[Start of Information provided]
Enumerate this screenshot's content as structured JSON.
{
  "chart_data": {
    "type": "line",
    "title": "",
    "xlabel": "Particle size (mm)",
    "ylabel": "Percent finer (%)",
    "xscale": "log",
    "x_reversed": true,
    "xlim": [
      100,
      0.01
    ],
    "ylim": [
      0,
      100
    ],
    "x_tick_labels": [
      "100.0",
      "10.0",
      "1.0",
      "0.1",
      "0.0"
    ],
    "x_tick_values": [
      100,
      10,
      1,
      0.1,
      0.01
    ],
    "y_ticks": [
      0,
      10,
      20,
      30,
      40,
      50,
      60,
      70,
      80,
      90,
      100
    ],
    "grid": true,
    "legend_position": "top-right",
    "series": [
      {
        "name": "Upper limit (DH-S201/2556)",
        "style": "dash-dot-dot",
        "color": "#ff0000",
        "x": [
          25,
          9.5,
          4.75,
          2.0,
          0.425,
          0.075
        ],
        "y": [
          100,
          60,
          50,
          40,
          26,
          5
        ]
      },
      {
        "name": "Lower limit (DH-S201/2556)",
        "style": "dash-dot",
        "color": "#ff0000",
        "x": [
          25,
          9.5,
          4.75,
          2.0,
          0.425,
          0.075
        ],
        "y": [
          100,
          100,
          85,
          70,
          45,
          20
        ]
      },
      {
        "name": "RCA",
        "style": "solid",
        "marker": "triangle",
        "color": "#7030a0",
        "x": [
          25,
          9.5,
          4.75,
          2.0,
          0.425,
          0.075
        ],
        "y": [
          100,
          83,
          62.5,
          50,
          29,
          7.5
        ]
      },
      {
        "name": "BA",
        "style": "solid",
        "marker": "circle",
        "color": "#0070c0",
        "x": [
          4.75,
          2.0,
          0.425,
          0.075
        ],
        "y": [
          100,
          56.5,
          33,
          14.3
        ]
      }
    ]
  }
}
[End of Information provided]
▶ Aim: Reproduce all of the material above word for word.

▶ Result:
Enumerate this screenshot's content as structured JSON.
{
  "chart_data": {
    "type": "line",
    "title": "",
    "xlabel": "Particle size (mm)",
    "ylabel": "Percent finer (%)",
    "xscale": "log",
    "x_reversed": true,
    "xlim": [
      100,
      0.01
    ],
    "ylim": [
      0,
      100
    ],
    "x_tick_labels": [
      "100.0",
      "10.0",
      "1.0",
      "0.1",
      "0.0"
    ],
    "x_tick_values": [
      100,
      10,
      1,
      0.1,
      0.01
    ],
    "y_ticks": [
      0,
      10,
      20,
      30,
      40,
      50,
      60,
      70,
      80,
      90,
      100
    ],
    "grid": true,
    "legend_position": "top-right",
    "series": [
      {
        "name": "Upper limit (DH-S201/2556)",
        "style": "dash-dot-dot",
        "color": "#ff0000",
        "x": [
          25,
          9.5,
          4.75,
          2.0,
          0.425,
          0.075
        ],
        "y": [
          100,
          60,
          50,
          40,
          26,
          5
        ]
      },
      {
        "name": "Lower limit (DH-S201/2556)",
        "style": "dash-dot",
        "color": "#ff0000",
        "x": [
          25,
          9.5,
          4.75,
          2.0,
          0.425,
          0.075
        ],
        "y": [
          100,
          100,
          85,
          70,
          45,
          20
        ]
      },
      {
        "name": "RCA",
        "style": "solid",
        "marker": "triangle",
        "color": "#7030a0",
        "x": [
          25,
          9.5,
          4.75,
          2.0,
          0.425,
          0.075
        ],
        "y": [
          100,
          83,
          62.5,
          50,
          29,
          7.5
        ]
      },
      {
        "name": "BA",
        "style": "solid",
        "marker": "circle",
        "color": "#0070c0",
        "x": [
          4.75,
          2.0,
          0.425,
          0.075
        ],
        "y": [
          100,
          56.5,
          33,
          14.3
        ]
      }
    ]
  }
}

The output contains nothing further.